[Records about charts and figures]
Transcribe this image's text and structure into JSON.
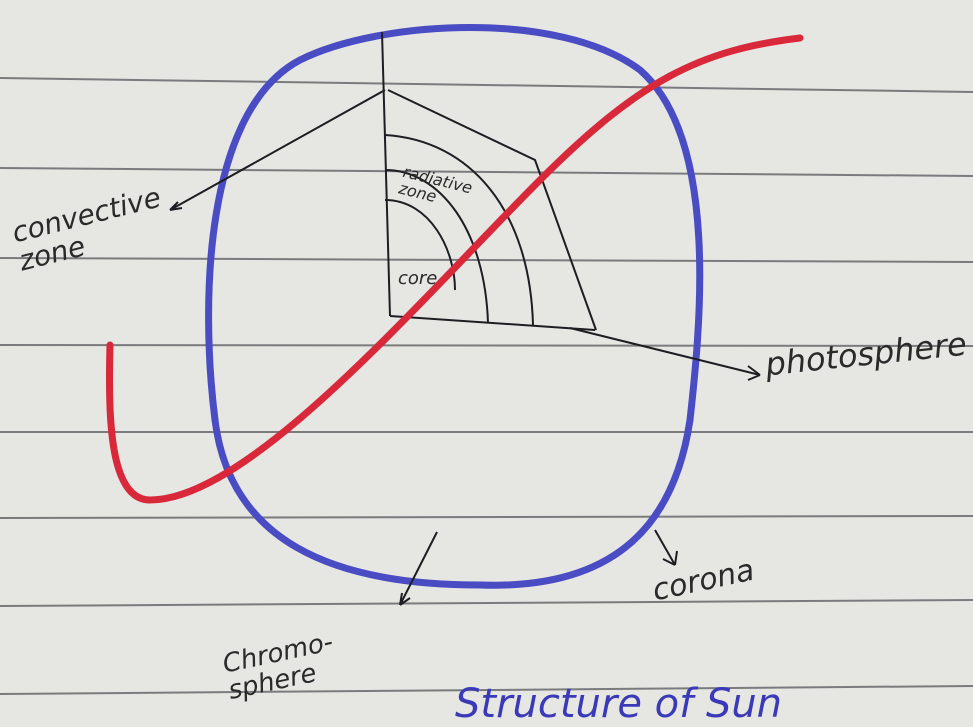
{
  "title": "Structure of Sun",
  "labels": {
    "convective_zone": "convective\nzone",
    "radiative_zone": "radiative\nzone",
    "core": "core",
    "photosphere": "photosphere",
    "corona": "corona",
    "chromosphere": "Chromo-\nsphere"
  }
}
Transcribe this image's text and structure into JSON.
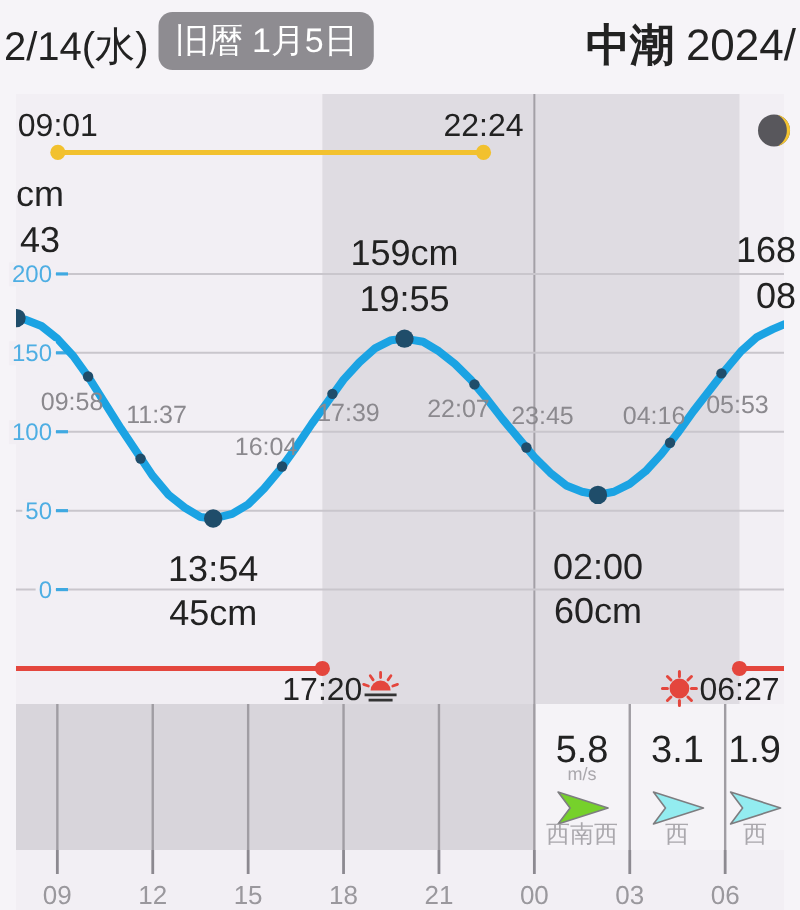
{
  "chart_data": [
    {
      "type": "other",
      "title": "2/14(水)",
      "subtitle": "旧暦 1月5日",
      "annotations": [
        "中潮 2024/"
      ]
    },
    {
      "type": "line",
      "xlim": [
        "2024-02-14T07:42",
        "2024-02-15T07:51"
      ],
      "ylim": [
        -72.5,
        314
      ],
      "yticks": [
        0,
        50,
        100,
        150,
        200
      ],
      "xticks": [
        {
          "value": "2024-02-14T09:00",
          "label": "09"
        },
        {
          "value": "2024-02-14T12:00",
          "label": "12"
        },
        {
          "value": "2024-02-14T15:00",
          "label": "15"
        },
        {
          "value": "2024-02-14T18:00",
          "label": "18"
        },
        {
          "value": "2024-02-14T21:00",
          "label": "21"
        },
        {
          "value": "2024-02-15T00:00",
          "label": "00"
        },
        {
          "value": "2024-02-15T03:00",
          "label": "03"
        },
        {
          "value": "2024-02-15T06:00",
          "label": "06"
        }
      ],
      "grid": "y",
      "bands": [
        {
          "axis": "x",
          "from": "2024-02-14T17:20",
          "to": "2024-02-15T06:27",
          "color": "#dfdce2"
        }
      ],
      "ref_lines": [
        {
          "axis": "x",
          "value": "2024-02-15T00:00",
          "color": "#a3a0a6"
        }
      ],
      "series": [
        {
          "color": "#1ba3e3",
          "x": [
            "2024-02-14T07:43",
            "2024-02-14T08:00",
            "2024-02-14T08:30",
            "2024-02-14T09:00",
            "2024-02-14T09:30",
            "2024-02-14T10:00",
            "2024-02-14T10:30",
            "2024-02-14T11:00",
            "2024-02-14T11:30",
            "2024-02-14T12:00",
            "2024-02-14T12:30",
            "2024-02-14T13:00",
            "2024-02-14T13:30",
            "2024-02-14T13:54",
            "2024-02-14T14:30",
            "2024-02-14T15:00",
            "2024-02-14T15:30",
            "2024-02-14T16:00",
            "2024-02-14T16:30",
            "2024-02-14T17:00",
            "2024-02-14T17:30",
            "2024-02-14T18:00",
            "2024-02-14T18:30",
            "2024-02-14T19:00",
            "2024-02-14T19:30",
            "2024-02-14T19:55",
            "2024-02-14T20:30",
            "2024-02-14T21:00",
            "2024-02-14T21:30",
            "2024-02-14T22:00",
            "2024-02-14T22:30",
            "2024-02-14T23:00",
            "2024-02-14T23:30",
            "2024-02-15T00:00",
            "2024-02-15T00:30",
            "2024-02-15T01:00",
            "2024-02-15T01:30",
            "2024-02-15T02:00",
            "2024-02-15T02:30",
            "2024-02-15T03:00",
            "2024-02-15T03:30",
            "2024-02-15T04:00",
            "2024-02-15T04:30",
            "2024-02-15T05:00",
            "2024-02-15T05:30",
            "2024-02-15T06:00",
            "2024-02-15T06:30",
            "2024-02-15T07:00",
            "2024-02-15T07:30",
            "2024-02-15T07:51"
          ],
          "values": [
            172,
            171,
            167,
            159,
            148,
            134,
            118,
            102,
            87,
            72,
            60,
            52,
            46,
            45,
            48,
            54,
            64,
            76,
            90,
            105,
            119,
            133,
            144,
            153,
            158,
            159,
            157,
            151,
            143,
            133,
            121,
            108,
            96,
            84,
            74,
            66,
            62,
            60,
            62,
            67,
            75,
            86,
            99,
            113,
            126,
            139,
            151,
            160,
            165,
            168
          ]
        },
        {
          "type": "scatter",
          "color": "#1f4d6a",
          "marker": "circle",
          "x": [
            "2024-02-14T07:43",
            "2024-02-14T13:54",
            "2024-02-14T19:55",
            "2024-02-15T02:00"
          ],
          "values": [
            172,
            45,
            159,
            60
          ],
          "value_labels": [
            "cm\n43",
            "13:54\n45cm",
            "159cm\n19:55",
            "02:00\n60cm"
          ]
        },
        {
          "type": "scatter",
          "color": "#1f4d6a",
          "marker": "circle",
          "x": [
            "2024-02-14T09:58",
            "2024-02-14T11:37",
            "2024-02-14T16:04",
            "2024-02-14T17:39",
            "2024-02-14T22:07",
            "2024-02-14T23:45",
            "2024-02-15T04:16",
            "2024-02-15T05:53"
          ],
          "values": [
            135,
            83,
            78,
            124,
            130,
            90,
            93,
            137
          ]
        },
        {
          "type": "line",
          "color": "#f2c12e",
          "x": [
            "2024-02-14T09:01",
            "2024-02-14T22:24"
          ],
          "values": [
            277,
            277
          ]
        },
        {
          "type": "scatter",
          "color": "#f2c12e",
          "marker": "circle",
          "x": [
            "2024-02-14T09:01",
            "2024-02-14T22:24"
          ],
          "values": [
            277,
            277
          ]
        },
        {
          "type": "line",
          "color": "#e4463d",
          "x": [
            "2024-02-14T07:42",
            "2024-02-14T17:20"
          ],
          "values": [
            -50,
            -50
          ]
        },
        {
          "type": "line",
          "color": "#e4463d",
          "x": [
            "2024-02-15T06:27",
            "2024-02-15T07:51"
          ],
          "values": [
            -50,
            -50
          ]
        },
        {
          "type": "scatter",
          "color": "#e4463d",
          "marker": "circle",
          "x": [
            "2024-02-14T17:20",
            "2024-02-15T06:27"
          ],
          "values": [
            -50,
            -50
          ]
        }
      ],
      "annotations": [
        {
          "text": "09:58",
          "x": "2024-02-14T09:58",
          "y": 135
        },
        {
          "text": "11:37",
          "x": "2024-02-14T11:37",
          "y": 83
        },
        {
          "text": "16:04",
          "x": "2024-02-14T16:04",
          "y": 78
        },
        {
          "text": "17:39",
          "x": "2024-02-14T17:39",
          "y": 124
        },
        {
          "text": "22:07",
          "x": "2024-02-14T22:07",
          "y": 130
        },
        {
          "text": "23:45",
          "x": "2024-02-14T23:45",
          "y": 90
        },
        {
          "text": "04:16",
          "x": "2024-02-15T04:16",
          "y": 93
        },
        {
          "text": "05:53",
          "x": "2024-02-15T05:53",
          "y": 137
        },
        "168\n08",
        {
          "text": "09:01",
          "x": "2024-02-14T09:01",
          "y": 277
        },
        {
          "text": "22:24",
          "x": "2024-02-14T22:24",
          "y": 277
        },
        {
          "text": "17:20",
          "x": "2024-02-14T17:20",
          "y": -50
        },
        {
          "text": "06:27",
          "x": "2024-02-15T06:27",
          "y": -50
        }
      ]
    },
    {
      "type": "other",
      "categories": [
        null,
        null,
        null,
        null,
        null,
        "西南西",
        "西",
        "西"
      ],
      "values": [
        null,
        null,
        null,
        null,
        null,
        5.8,
        3.1,
        1.9
      ],
      "data_labels": true,
      "colors": [
        null,
        null,
        null,
        null,
        null,
        "#76d12b",
        "#93ecf0",
        "#93ecf0"
      ],
      "ylabel": "m/s"
    }
  ]
}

# WRITTEN REQUEST
Could you reproduce every record above exactly, leaving out the pictures?

# COMPLETED EXERCISE
Transcribe this image's text and structure into JSON.
{
  "title": "Structure of Sun",
  "labels": {
    "convective_zone": "convective\nzone",
    "radiative_zone": "radiative\nzone",
    "core": "core",
    "photosphere": "photosphere",
    "corona": "corona",
    "chromosphere": "Chromo-\nsphere"
  }
}
Transcribe this image's text and structure into JSON.
{
  "chart_data": [
    {
      "type": "other",
      "title": "2/14(水)",
      "subtitle": "旧暦 1月5日",
      "annotations": [
        "中潮 2024/"
      ]
    },
    {
      "type": "line",
      "xlim": [
        "2024-02-14T07:42",
        "2024-02-15T07:51"
      ],
      "ylim": [
        -72.5,
        314
      ],
      "yticks": [
        0,
        50,
        100,
        150,
        200
      ],
      "xticks": [
        {
          "value": "2024-02-14T09:00",
          "label": "09"
        },
        {
          "value": "2024-02-14T12:00",
          "label": "12"
        },
        {
          "value": "2024-02-14T15:00",
          "label": "15"
        },
        {
          "value": "2024-02-14T18:00",
          "label": "18"
        },
        {
          "value": "2024-02-14T21:00",
          "label": "21"
        },
        {
          "value": "2024-02-15T00:00",
          "label": "00"
        },
        {
          "value": "2024-02-15T03:00",
          "label": "03"
        },
        {
          "value": "2024-02-15T06:00",
          "label": "06"
        }
      ],
      "grid": "y",
      "bands": [
        {
          "axis": "x",
          "from": "2024-02-14T17:20",
          "to": "2024-02-15T06:27",
          "color": "#dfdce2"
        }
      ],
      "ref_lines": [
        {
          "axis": "x",
          "value": "2024-02-15T00:00",
          "color": "#a3a0a6"
        }
      ],
      "series": [
        {
          "color": "#1ba3e3",
          "x": [
            "2024-02-14T07:43",
            "2024-02-14T08:00",
            "2024-02-14T08:30",
            "2024-02-14T09:00",
            "2024-02-14T09:30",
            "2024-02-14T10:00",
            "2024-02-14T10:30",
            "2024-02-14T11:00",
            "2024-02-14T11:30",
            "2024-02-14T12:00",
            "2024-02-14T12:30",
            "2024-02-14T13:00",
            "2024-02-14T13:30",
            "2024-02-14T13:54",
            "2024-02-14T14:30",
            "2024-02-14T15:00",
            "2024-02-14T15:30",
            "2024-02-14T16:00",
            "2024-02-14T16:30",
            "2024-02-14T17:00",
            "2024-02-14T17:30",
            "2024-02-14T18:00",
            "2024-02-14T18:30",
            "2024-02-14T19:00",
            "2024-02-14T19:30",
            "2024-02-14T19:55",
            "2024-02-14T20:30",
            "2024-02-14T21:00",
            "2024-02-14T21:30",
            "2024-02-14T22:00",
            "2024-02-14T22:30",
            "2024-02-14T23:00",
            "2024-02-14T23:30",
            "2024-02-15T00:00",
            "2024-02-15T00:30",
            "2024-02-15T01:00",
            "2024-02-15T01:30",
            "2024-02-15T02:00",
            "2024-02-15T02:30",
            "2024-02-15T03:00",
            "2024-02-15T03:30",
            "2024-02-15T04:00",
            "2024-02-15T04:30",
            "2024-02-15T05:00",
            "2024-02-15T05:30",
            "2024-02-15T06:00",
            "2024-02-15T06:30",
            "2024-02-15T07:00",
            "2024-02-15T07:30",
            "2024-02-15T07:51"
          ],
          "values": [
            172,
            171,
            167,
            159,
            148,
            134,
            118,
            102,
            87,
            72,
            60,
            52,
            46,
            45,
            48,
            54,
            64,
            76,
            90,
            105,
            119,
            133,
            144,
            153,
            158,
            159,
            157,
            151,
            143,
            133,
            121,
            108,
            96,
            84,
            74,
            66,
            62,
            60,
            62,
            67,
            75,
            86,
            99,
            113,
            126,
            139,
            151,
            160,
            165,
            168
          ]
        },
        {
          "type": "scatter",
          "color": "#1f4d6a",
          "marker": "circle",
          "x": [
            "2024-02-14T07:43",
            "2024-02-14T13:54",
            "2024-02-14T19:55",
            "2024-02-15T02:00"
          ],
          "values": [
            172,
            45,
            159,
            60
          ],
          "value_labels": [
            "cm\n43",
            "13:54\n45cm",
            "159cm\n19:55",
            "02:00\n60cm"
          ]
        },
        {
          "type": "scatter",
          "color": "#1f4d6a",
          "marker": "circle",
          "x": [
            "2024-02-14T09:58",
            "2024-02-14T11:37",
            "2024-02-14T16:04",
            "2024-02-14T17:39",
            "2024-02-14T22:07",
            "2024-02-14T23:45",
            "2024-02-15T04:16",
            "2024-02-15T05:53"
          ],
          "values": [
            135,
            83,
            78,
            124,
            130,
            90,
            93,
            137
          ]
        },
        {
          "type": "line",
          "color": "#f2c12e",
          "x": [
            "2024-02-14T09:01",
            "2024-02-14T22:24"
          ],
          "values": [
            277,
            277
          ]
        },
        {
          "type": "scatter",
          "color": "#f2c12e",
          "marker": "circle",
          "x": [
            "2024-02-14T09:01",
            "2024-02-14T22:24"
          ],
          "values": [
            277,
            277
          ]
        },
        {
          "type": "line",
          "color": "#e4463d",
          "x": [
            "2024-02-14T07:42",
            "2024-02-14T17:20"
          ],
          "values": [
            -50,
            -50
          ]
        },
        {
          "type": "line",
          "color": "#e4463d",
          "x": [
            "2024-02-15T06:27",
            "2024-02-15T07:51"
          ],
          "values": [
            -50,
            -50
          ]
        },
        {
          "type": "scatter",
          "color": "#e4463d",
          "marker": "circle",
          "x": [
            "2024-02-14T17:20",
            "2024-02-15T06:27"
          ],
          "values": [
            -50,
            -50
          ]
        }
      ],
      "annotations": [
        {
          "text": "09:58",
          "x": "2024-02-14T09:58",
          "y": 135
        },
        {
          "text": "11:37",
          "x": "2024-02-14T11:37",
          "y": 83
        },
        {
          "text": "16:04",
          "x": "2024-02-14T16:04",
          "y": 78
        },
        {
          "text": "17:39",
          "x": "2024-02-14T17:39",
          "y": 124
        },
        {
          "text": "22:07",
          "x": "2024-02-14T22:07",
          "y": 130
        },
        {
          "text": "23:45",
          "x": "2024-02-14T23:45",
          "y": 90
        },
        {
          "text": "04:16",
          "x": "2024-02-15T04:16",
          "y": 93
        },
        {
          "text": "05:53",
          "x": "2024-02-15T05:53",
          "y": 137
        },
        "168\n08",
        {
          "text": "09:01",
          "x": "2024-02-14T09:01",
          "y": 277
        },
        {
          "text": "22:24",
          "x": "2024-02-14T22:24",
          "y": 277
        },
        {
          "text": "17:20",
          "x": "2024-02-14T17:20",
          "y": -50
        },
        {
          "text": "06:27",
          "x": "2024-02-15T06:27",
          "y": -50
        }
      ]
    },
    {
      "type": "other",
      "categories": [
        null,
        null,
        null,
        null,
        null,
        "西南西",
        "西",
        "西"
      ],
      "values": [
        null,
        null,
        null,
        null,
        null,
        5.8,
        3.1,
        1.9
      ],
      "data_labels": true,
      "colors": [
        null,
        null,
        null,
        null,
        null,
        "#76d12b",
        "#93ecf0",
        "#93ecf0"
      ],
      "ylabel": "m/s"
    }
  ]
}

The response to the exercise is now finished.